"""
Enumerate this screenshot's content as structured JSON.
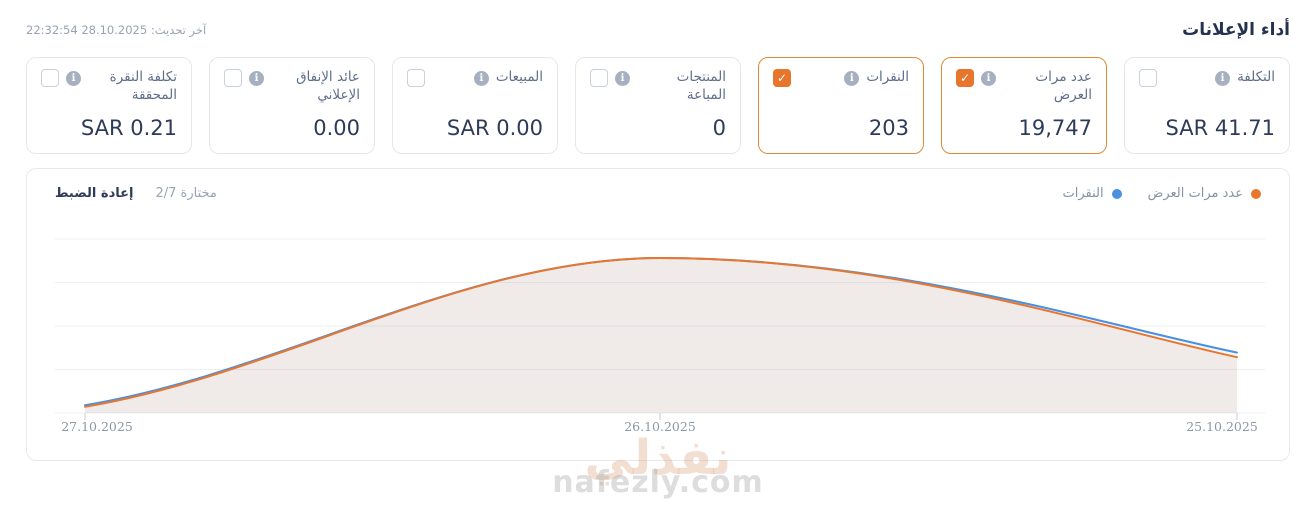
{
  "header": {
    "title": "أداء الإعلانات",
    "last_update": "آخر تحديث: 28.10.2025 22:32:54"
  },
  "cards": [
    {
      "label": "التكلفة",
      "value": "SAR 41.71",
      "checked": false
    },
    {
      "label": "عدد مرات العرض",
      "value": "19,747",
      "checked": true
    },
    {
      "label": "النقرات",
      "value": "203",
      "checked": true
    },
    {
      "label": "المنتجات المباعة",
      "value": "0",
      "checked": false
    },
    {
      "label": "المبيعات",
      "value": "SAR 0.00",
      "checked": false
    },
    {
      "label": "عائد الإنفاق الإعلاني",
      "value": "0.00",
      "checked": false
    },
    {
      "label": "تكلفة النقرة المحققة",
      "value": "SAR 0.21",
      "checked": false
    }
  ],
  "chart_panel": {
    "selected_text": "مختارة 2/7",
    "reset_label": "إعادة الضبط"
  },
  "chart_data": {
    "type": "area",
    "x": [
      "27.10.2025",
      "26.10.2025",
      "25.10.2025"
    ],
    "series": [
      {
        "name": "عدد مرات العرض",
        "color": "#e8762d",
        "fill": "rgba(232,118,45,0.10)",
        "values": [
          4,
          100,
          36
        ]
      },
      {
        "name": "النقرات",
        "color": "#4a90e2",
        "fill": "rgba(74,144,226,0.07)",
        "values": [
          5,
          100,
          39
        ]
      }
    ],
    "units": "percent_of_peak",
    "y_axis": "unlabeled",
    "grid": true,
    "legend_position": "top-right"
  },
  "colors": {
    "accent_orange": "#e8752c",
    "accent_blue": "#4a90e2",
    "dark_text": "#2e3b58",
    "active_card_border": "#e08b34"
  },
  "watermark": {
    "arabic": "نفذلي",
    "latin": "nafezly.com"
  }
}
"""
Write out the entries above word for word. Do not include the pictures.

• RESULT:
Enumerate this screenshot's content as structured JSON.
{
  "header": {
    "title": "أداء الإعلانات",
    "last_update": "آخر تحديث: 28.10.2025 22:32:54"
  },
  "cards": [
    {
      "label": "التكلفة",
      "value": "SAR 41.71",
      "checked": false
    },
    {
      "label": "عدد مرات العرض",
      "value": "19,747",
      "checked": true
    },
    {
      "label": "النقرات",
      "value": "203",
      "checked": true
    },
    {
      "label": "المنتجات المباعة",
      "value": "0",
      "checked": false
    },
    {
      "label": "المبيعات",
      "value": "SAR 0.00",
      "checked": false
    },
    {
      "label": "عائد الإنفاق الإعلاني",
      "value": "0.00",
      "checked": false
    },
    {
      "label": "تكلفة النقرة المحققة",
      "value": "SAR 0.21",
      "checked": false
    }
  ],
  "chart_panel": {
    "selected_text": "مختارة 2/7",
    "reset_label": "إعادة الضبط"
  },
  "chart_data": {
    "type": "area",
    "x": [
      "27.10.2025",
      "26.10.2025",
      "25.10.2025"
    ],
    "series": [
      {
        "name": "عدد مرات العرض",
        "color": "#e8762d",
        "fill": "rgba(232,118,45,0.10)",
        "values": [
          4,
          100,
          36
        ]
      },
      {
        "name": "النقرات",
        "color": "#4a90e2",
        "fill": "rgba(74,144,226,0.07)",
        "values": [
          5,
          100,
          39
        ]
      }
    ],
    "units": "percent_of_peak",
    "y_axis": "unlabeled",
    "grid": true,
    "legend_position": "top-right"
  },
  "colors": {
    "accent_orange": "#e8752c",
    "accent_blue": "#4a90e2",
    "dark_text": "#2e3b58",
    "active_card_border": "#e08b34"
  },
  "watermark": {
    "arabic": "نفذلي",
    "latin": "nafezly.com"
  }
}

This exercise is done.